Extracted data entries
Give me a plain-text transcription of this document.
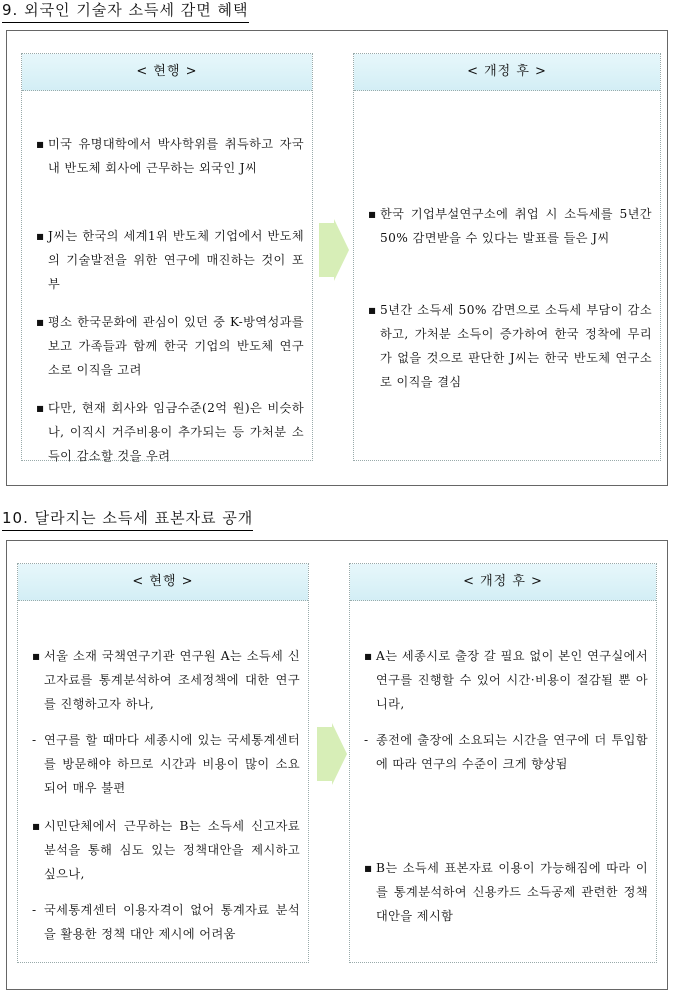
9. 외국인 기술자 소득세 감면 혜택
< 현행 >
▪ 미국 유명대학에서 박사학위를 취득하고 자국 내 반도체 회사에 근무하는 외국인 J씨
▪ J씨는 한국의 세계1위 반도체 기업에서 반도체의 기술발전을 위한 연구에 매진하는 것이 포부
▪ 평소 한국문화에 관심이 있던 중 K-방역성과를 보고 가족들과 함께 한국 기업의 반도체 연구소로 이직을 고려
▪ 다만, 현재 회사와 임금수준(2억 원)은 비슷하나, 이직시 거주비용이 추가되는 등 가처분 소득이 감소할 것을 우려
< 개정 후 >
▪ 한국 기업부설연구소에 취업 시 소득세를 5년간 50% 감면받을 수 있다는 발표를 들은 J씨
▪ 5년간 소득세 50% 감면으로 소득세 부담이 감소하고, 가처분 소득이 증가하여 한국 정착에 무리가 없을 것으로 판단한 J씨는 한국 반도체 연구소로 이직을 결심
10. 달라지는 소득세 표본자료 공개
< 현행 >
▪ 서울 소재 국책연구기관 연구원 A는 소득세 신고자료를 통계분석하여 조세정책에 대한 연구를 진행하고자 하나,
- 연구를 할 때마다 세종시에 있는 국세통계센터를 방문해야 하므로 시간과 비용이 많이 소요되어 매우 불편
▪ 시민단체에서 근무하는 B는 소득세 신고자료 분석을 통해 심도 있는 정책대안을 제시하고 싶으나,
- 국세통계센터 이용자격이 없어 통계자료 분석을 활용한 정책 대안 제시에 어려움
< 개정 후 >
▪ A는 세종시로 출장 갈 필요 없이 본인 연구실에서 연구를 진행할 수 있어 시간·비용이 절감될 뿐 아니라,
- 종전에 출장에 소요되는 시간을 연구에 더 투입함에 따라 연구의 수준이 크게 향상됨
▪ B는 소득세 표본자료 이용이 가능해짐에 따라 이를 통계분석하여 신용카드 소득공제 관련한 정책대안을 제시함
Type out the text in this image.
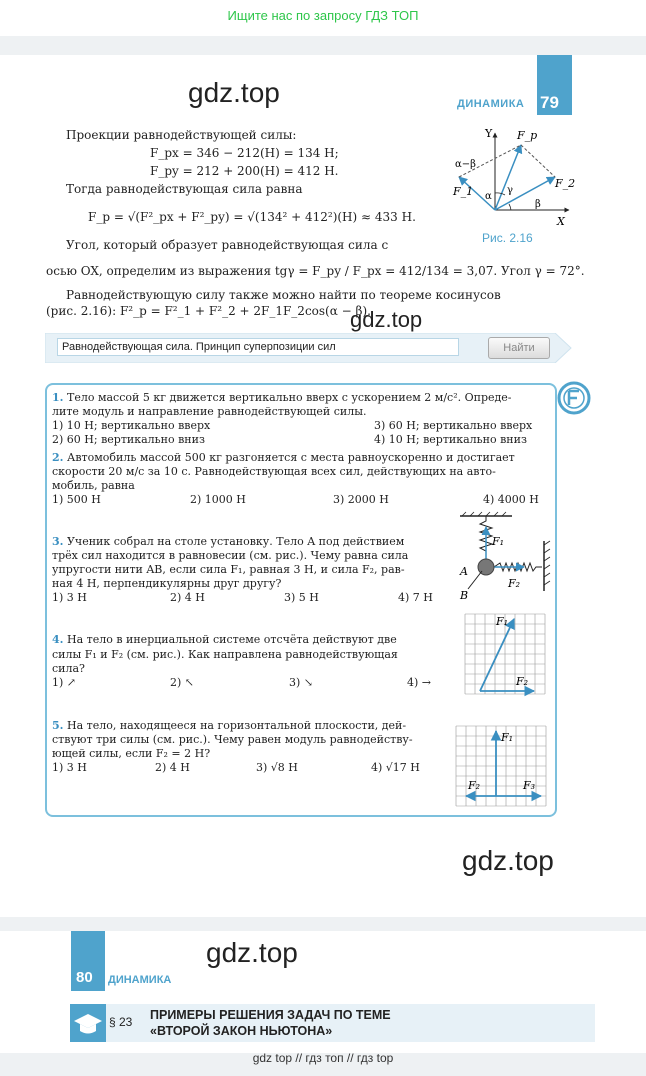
Ищите нас по запросу ГДЗ ТОП
gdz.top	79
ДИНАМИКА
Проекции равнодействующей силы:
F_px = 346 − 212(Н) = 134 Н;
F_py = 212 + 200(Н) = 412 Н.
Тогда равнодействующая сила равна
F_р = √(F²_px + F²_py) = √(134² + 412²)(Н) ≈ 433 Н.
Угол, который образует равнодействующая сила с
осью OX, определим из выражения tgγ = F_py / F_px = 412/134 = 3,07. Угол γ = 72°.
Равнодействующую силу также можно найти по теореме косинусов
(рис. 2.16): F²_р = F²_1 + F²_2 + 2F_1F_2cos(α − β).
gdz.top
Y
X
F_р
F_1
F_2
α−β
α
γ
β
Рис. 2.16
Равнодействующая сила. Принцип суперпозиции сил
Найти
1. Тело массой 5 кг движется вертикально вверх с ускорением 2 м/с². Опреде-
лите модуль и направление равнодействующей силы.
1) 10 Н; вертикально вверх	3) 60 Н; вертикально вверх
2) 60 Н; вертикально вниз	4) 10 Н; вертикально вниз
2. Автомобиль массой 500 кг разгоняется с места равноускоренно и достигает
скорости 20 м/с за 10 с. Равнодействующая всех сил, действующих на авто-
мобиль, равна
1) 500 Н	2) 1000 Н	3) 2000 Н	4) 4000 Н
3. Ученик собрал на столе установку. Тело A под действием
трёх сил находится в равновесии (см. рис.). Чему равна сила
упругости нити AB, если сила F₁, равная 3 Н, и сила F₂, рав-
ная 4 Н, перпендикулярны друг другу?
1) 3 Н	2) 4 Н	3) 5 Н	4) 7 Н
F₁
F₂
A
B
4. На тело в инерциальной системе отсчёта действуют две
силы F₁ и F₂ (см. рис.). Как направлена равнодействующая
сила?
1) ↗	2) ↖	3) ↘	4) →
F₁
F₂
5. На тело, находящееся на горизонтальной плоскости, дей-
ствуют три силы (см. рис.). Чему равен модуль равнодейству-
ющей силы, если F₂ = 2 Н?
1) 3 Н	2) 4 Н	3) √8 Н	4) √17 Н
F₁
F₂	F₃
gdz.top
80 ДИНАМИКА
gdz.top
§ 23 ПРИМЕРЫ РЕШЕНИЯ ЗАДАЧ ПО ТЕМЕ
«ВТОРОЙ ЗАКОН НЬЮТОНА»
gdz top // гдз топ // гдз top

▸ **THE TASK**:
Your copy should repeat each entry above exactly but contain no pictures.

▸ **SOLUTION BELOW**:
Give me a plain-text transcription of this document.
9. 외국인 기술자 소득세 감면 혜택
< 현행 >
▪ 미국 유명대학에서 박사학위를 취득하고 자국 내 반도체 회사에 근무하는 외국인 J씨
▪ J씨는 한국의 세계1위 반도체 기업에서 반도체의 기술발전을 위한 연구에 매진하는 것이 포부
▪ 평소 한국문화에 관심이 있던 중 K-방역성과를 보고 가족들과 함께 한국 기업의 반도체 연구소로 이직을 고려
▪ 다만, 현재 회사와 임금수준(2억 원)은 비슷하나, 이직시 거주비용이 추가되는 등 가처분 소득이 감소할 것을 우려
< 개정 후 >
▪ 한국 기업부설연구소에 취업 시 소득세를 5년간 50% 감면받을 수 있다는 발표를 들은 J씨
▪ 5년간 소득세 50% 감면으로 소득세 부담이 감소하고, 가처분 소득이 증가하여 한국 정착에 무리가 없을 것으로 판단한 J씨는 한국 반도체 연구소로 이직을 결심
10. 달라지는 소득세 표본자료 공개
< 현행 >
▪ 서울 소재 국책연구기관 연구원 A는 소득세 신고자료를 통계분석하여 조세정책에 대한 연구를 진행하고자 하나,
- 연구를 할 때마다 세종시에 있는 국세통계센터를 방문해야 하므로 시간과 비용이 많이 소요되어 매우 불편
▪ 시민단체에서 근무하는 B는 소득세 신고자료 분석을 통해 심도 있는 정책대안을 제시하고 싶으나,
- 국세통계센터 이용자격이 없어 통계자료 분석을 활용한 정책 대안 제시에 어려움
< 개정 후 >
▪ A는 세종시로 출장 갈 필요 없이 본인 연구실에서 연구를 진행할 수 있어 시간·비용이 절감될 뿐 아니라,
- 종전에 출장에 소요되는 시간을 연구에 더 투입함에 따라 연구의 수준이 크게 향상됨
▪ B는 소득세 표본자료 이용이 가능해짐에 따라 이를 통계분석하여 신용카드 소득공제 관련한 정책대안을 제시함
Type out the text in this image.
Ищите нас по запросу ГДЗ ТОП
gdz.top	79
ДИНАМИКА
Проекции равнодействующей силы:
F_px = 346 − 212(Н) = 134 Н;
F_py = 212 + 200(Н) = 412 Н.
Тогда равнодействующая сила равна
F_р = √(F²_px + F²_py) = √(134² + 412²)(Н) ≈ 433 Н.
Угол, который образует равнодействующая сила с
осью OX, определим из выражения tgγ = F_py / F_px = 412/134 = 3,07. Угол γ = 72°.
Равнодействующую силу также можно найти по теореме косинусов
(рис. 2.16): F²_р = F²_1 + F²_2 + 2F_1F_2cos(α − β).
gdz.top
Y
X
F_р
F_1
F_2
α−β
α
γ
β
Рис. 2.16
Равнодействующая сила. Принцип суперпозиции сил
Найти
1. Тело массой 5 кг движется вертикально вверх с ускорением 2 м/с². Опреде-
лите модуль и направление равнодействующей силы.
1) 10 Н; вертикально вверх	3) 60 Н; вертикально вверх
2) 60 Н; вертикально вниз	4) 10 Н; вертикально вниз
2. Автомобиль массой 500 кг разгоняется с места равноускоренно и достигает
скорости 20 м/с за 10 с. Равнодействующая всех сил, действующих на авто-
мобиль, равна
1) 500 Н	2) 1000 Н	3) 2000 Н	4) 4000 Н
3. Ученик собрал на столе установку. Тело A под действием
трёх сил находится в равновесии (см. рис.). Чему равна сила
упругости нити AB, если сила F₁, равная 3 Н, и сила F₂, рав-
ная 4 Н, перпендикулярны друг другу?
1) 3 Н	2) 4 Н	3) 5 Н	4) 7 Н
F₁
F₂
A
B
4. На тело в инерциальной системе отсчёта действуют две
силы F₁ и F₂ (см. рис.). Как направлена равнодействующая
сила?
1) ↗	2) ↖	3) ↘	4) →
F₁
F₂
5. На тело, находящееся на горизонтальной плоскости, дей-
ствуют три силы (см. рис.). Чему равен модуль равнодейству-
ющей силы, если F₂ = 2 Н?
1) 3 Н	2) 4 Н	3) √8 Н	4) √17 Н
F₁
F₂	F₃
gdz.top
80 ДИНАМИКА
gdz.top
§ 23 ПРИМЕРЫ РЕШЕНИЯ ЗАДАЧ ПО ТЕМЕ
«ВТОРОЙ ЗАКОН НЬЮТОНА»
gdz top // гдз топ // гдз top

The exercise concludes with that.